What the exercise asks
Copy out all of the material, matching it word for word.
· · · ·
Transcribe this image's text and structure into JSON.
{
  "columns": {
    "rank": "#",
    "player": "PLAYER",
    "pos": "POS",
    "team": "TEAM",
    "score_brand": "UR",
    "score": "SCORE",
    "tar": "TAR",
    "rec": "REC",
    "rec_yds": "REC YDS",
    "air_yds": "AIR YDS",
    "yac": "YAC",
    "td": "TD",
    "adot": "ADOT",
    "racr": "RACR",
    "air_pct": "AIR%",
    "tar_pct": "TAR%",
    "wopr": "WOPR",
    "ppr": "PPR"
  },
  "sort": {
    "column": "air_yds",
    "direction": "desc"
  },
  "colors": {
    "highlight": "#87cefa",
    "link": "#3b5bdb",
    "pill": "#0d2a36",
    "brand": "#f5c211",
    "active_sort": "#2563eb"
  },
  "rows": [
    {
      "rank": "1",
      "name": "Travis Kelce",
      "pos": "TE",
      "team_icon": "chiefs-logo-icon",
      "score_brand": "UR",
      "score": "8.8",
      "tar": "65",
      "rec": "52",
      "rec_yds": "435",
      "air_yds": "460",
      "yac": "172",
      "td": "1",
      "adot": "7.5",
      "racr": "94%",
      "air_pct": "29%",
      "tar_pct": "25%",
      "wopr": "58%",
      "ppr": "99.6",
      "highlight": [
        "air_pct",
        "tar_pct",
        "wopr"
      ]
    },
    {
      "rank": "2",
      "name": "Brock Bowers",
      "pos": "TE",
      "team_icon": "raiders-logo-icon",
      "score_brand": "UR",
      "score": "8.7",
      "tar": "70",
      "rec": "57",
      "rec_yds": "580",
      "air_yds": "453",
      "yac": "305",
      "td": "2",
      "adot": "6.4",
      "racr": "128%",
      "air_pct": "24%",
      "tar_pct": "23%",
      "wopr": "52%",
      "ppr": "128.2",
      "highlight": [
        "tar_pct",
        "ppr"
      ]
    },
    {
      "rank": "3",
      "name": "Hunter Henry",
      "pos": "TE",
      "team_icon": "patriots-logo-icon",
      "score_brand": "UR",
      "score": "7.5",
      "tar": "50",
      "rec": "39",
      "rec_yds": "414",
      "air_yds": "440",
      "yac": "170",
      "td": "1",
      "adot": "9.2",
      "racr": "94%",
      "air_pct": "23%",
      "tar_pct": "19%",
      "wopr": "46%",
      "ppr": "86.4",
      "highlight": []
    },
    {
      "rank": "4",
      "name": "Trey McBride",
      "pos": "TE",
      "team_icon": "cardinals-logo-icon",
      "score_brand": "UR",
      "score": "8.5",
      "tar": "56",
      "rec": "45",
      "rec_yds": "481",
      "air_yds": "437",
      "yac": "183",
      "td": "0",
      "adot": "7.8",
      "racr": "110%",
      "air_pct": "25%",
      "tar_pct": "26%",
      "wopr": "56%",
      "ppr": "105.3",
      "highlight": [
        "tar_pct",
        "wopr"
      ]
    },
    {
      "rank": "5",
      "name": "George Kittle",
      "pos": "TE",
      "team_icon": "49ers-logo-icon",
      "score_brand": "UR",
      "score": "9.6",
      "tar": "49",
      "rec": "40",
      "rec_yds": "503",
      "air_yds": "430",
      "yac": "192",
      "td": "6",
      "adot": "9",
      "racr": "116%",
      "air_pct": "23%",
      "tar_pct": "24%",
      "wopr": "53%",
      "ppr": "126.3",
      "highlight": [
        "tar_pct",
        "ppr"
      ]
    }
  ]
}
· · · ·
Finished exercise
Transcribe this image's text and structure into JSON.
{
  "columns": {
    "rank": "#",
    "player": "PLAYER",
    "pos": "POS",
    "team": "TEAM",
    "score_brand": "UR",
    "score": "SCORE",
    "tar": "TAR",
    "rec": "REC",
    "rec_yds": "REC YDS",
    "air_yds": "AIR YDS",
    "yac": "YAC",
    "td": "TD",
    "adot": "ADOT",
    "racr": "RACR",
    "air_pct": "AIR%",
    "tar_pct": "TAR%",
    "wopr": "WOPR",
    "ppr": "PPR"
  },
  "sort": {
    "column": "air_yds",
    "direction": "desc"
  },
  "colors": {
    "highlight": "#87cefa",
    "link": "#3b5bdb",
    "pill": "#0d2a36",
    "brand": "#f5c211",
    "active_sort": "#2563eb"
  },
  "rows": [
    {
      "rank": "1",
      "name": "Travis Kelce",
      "pos": "TE",
      "team_icon": "chiefs-logo-icon",
      "score_brand": "UR",
      "score": "8.8",
      "tar": "65",
      "rec": "52",
      "rec_yds": "435",
      "air_yds": "460",
      "yac": "172",
      "td": "1",
      "adot": "7.5",
      "racr": "94%",
      "air_pct": "29%",
      "tar_pct": "25%",
      "wopr": "58%",
      "ppr": "99.6",
      "highlight": [
        "air_pct",
        "tar_pct",
        "wopr"
      ]
    },
    {
      "rank": "2",
      "name": "Brock Bowers",
      "pos": "TE",
      "team_icon": "raiders-logo-icon",
      "score_brand": "UR",
      "score": "8.7",
      "tar": "70",
      "rec": "57",
      "rec_yds": "580",
      "air_yds": "453",
      "yac": "305",
      "td": "2",
      "adot": "6.4",
      "racr": "128%",
      "air_pct": "24%",
      "tar_pct": "23%",
      "wopr": "52%",
      "ppr": "128.2",
      "highlight": [
        "tar_pct",
        "ppr"
      ]
    },
    {
      "rank": "3",
      "name": "Hunter Henry",
      "pos": "TE",
      "team_icon": "patriots-logo-icon",
      "score_brand": "UR",
      "score": "7.5",
      "tar": "50",
      "rec": "39",
      "rec_yds": "414",
      "air_yds": "440",
      "yac": "170",
      "td": "1",
      "adot": "9.2",
      "racr": "94%",
      "air_pct": "23%",
      "tar_pct": "19%",
      "wopr": "46%",
      "ppr": "86.4",
      "highlight": []
    },
    {
      "rank": "4",
      "name": "Trey McBride",
      "pos": "TE",
      "team_icon": "cardinals-logo-icon",
      "score_brand": "UR",
      "score": "8.5",
      "tar": "56",
      "rec": "45",
      "rec_yds": "481",
      "air_yds": "437",
      "yac": "183",
      "td": "0",
      "adot": "7.8",
      "racr": "110%",
      "air_pct": "25%",
      "tar_pct": "26%",
      "wopr": "56%",
      "ppr": "105.3",
      "highlight": [
        "tar_pct",
        "wopr"
      ]
    },
    {
      "rank": "5",
      "name": "George Kittle",
      "pos": "TE",
      "team_icon": "49ers-logo-icon",
      "score_brand": "UR",
      "score": "9.6",
      "tar": "49",
      "rec": "40",
      "rec_yds": "503",
      "air_yds": "430",
      "yac": "192",
      "td": "6",
      "adot": "9",
      "racr": "116%",
      "air_pct": "23%",
      "tar_pct": "24%",
      "wopr": "53%",
      "ppr": "126.3",
      "highlight": [
        "tar_pct",
        "ppr"
      ]
    }
  ]
}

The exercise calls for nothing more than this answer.